TASK STATEMENT :: Below is a block of records; reproduce all of them exactly and leave out any pictures.

DATA FOR THIS TASK ::
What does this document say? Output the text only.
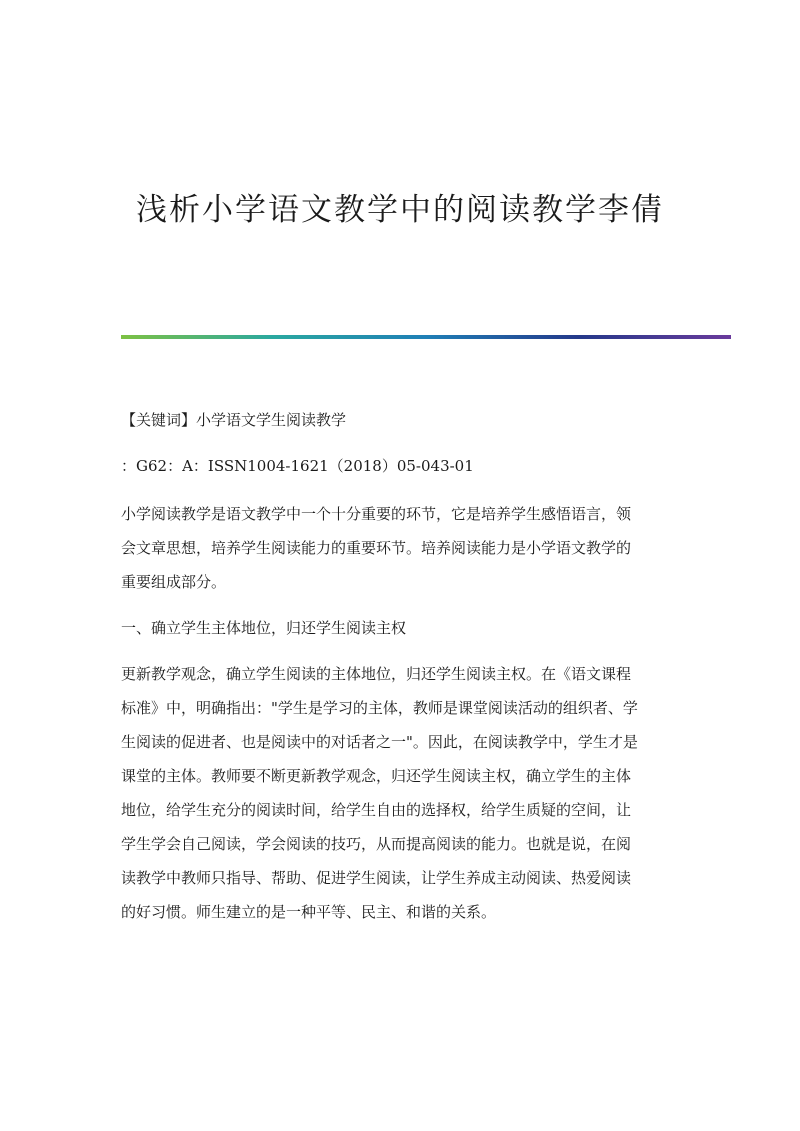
浅析小学语文教学中的阅读教学李倩

【关键词】小学语文学生阅读教学

：G62：A：ISSN1004-1621（2018）05-043-01

小学阅读教学是语文教学中一个十分重要的环节，它是培养学生感悟语言，领

会文章思想，培养学生阅读能力的重要环节。培养阅读能力是小学语文教学的

重要组成部分。

一、确立学生主体地位，归还学生阅读主权

更新教学观念，确立学生阅读的主体地位，归还学生阅读主权。在《语文课程

标准》中，明确指出："学生是学习的主体，教师是课堂阅读活动的组织者、学

生阅读的促进者、也是阅读中的对话者之一"。因此，在阅读教学中，学生才是

课堂的主体。教师要不断更新教学观念，归还学生阅读主权，确立学生的主体

地位，给学生充分的阅读时间，给学生自由的选择权，给学生质疑的空间，让

学生学会自己阅读，学会阅读的技巧，从而提高阅读的能力。也就是说，在阅

读教学中教师只指导、帮助、促进学生阅读，让学生养成主动阅读、热爱阅读

的好习惯。师生建立的是一种平等、民主、和谐的关系。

WORKED SOLUTION ::
What does this document say? Output the text only.
浅析小学语文教学中的阅读教学李倩

【关键词】小学语文学生阅读教学

：G62：A：ISSN1004-1621（2018）05-043-01

小学阅读教学是语文教学中一个十分重要的环节，它是培养学生感悟语言，领

会文章思想，培养学生阅读能力的重要环节。培养阅读能力是小学语文教学的

重要组成部分。

一、确立学生主体地位，归还学生阅读主权

更新教学观念，确立学生阅读的主体地位，归还学生阅读主权。在《语文课程

标准》中，明确指出："学生是学习的主体，教师是课堂阅读活动的组织者、学

生阅读的促进者、也是阅读中的对话者之一"。因此，在阅读教学中，学生才是

课堂的主体。教师要不断更新教学观念，归还学生阅读主权，确立学生的主体

地位，给学生充分的阅读时间，给学生自由的选择权，给学生质疑的空间，让

学生学会自己阅读，学会阅读的技巧，从而提高阅读的能力。也就是说，在阅

读教学中教师只指导、帮助、促进学生阅读，让学生养成主动阅读、热爱阅读

的好习惯。师生建立的是一种平等、民主、和谐的关系。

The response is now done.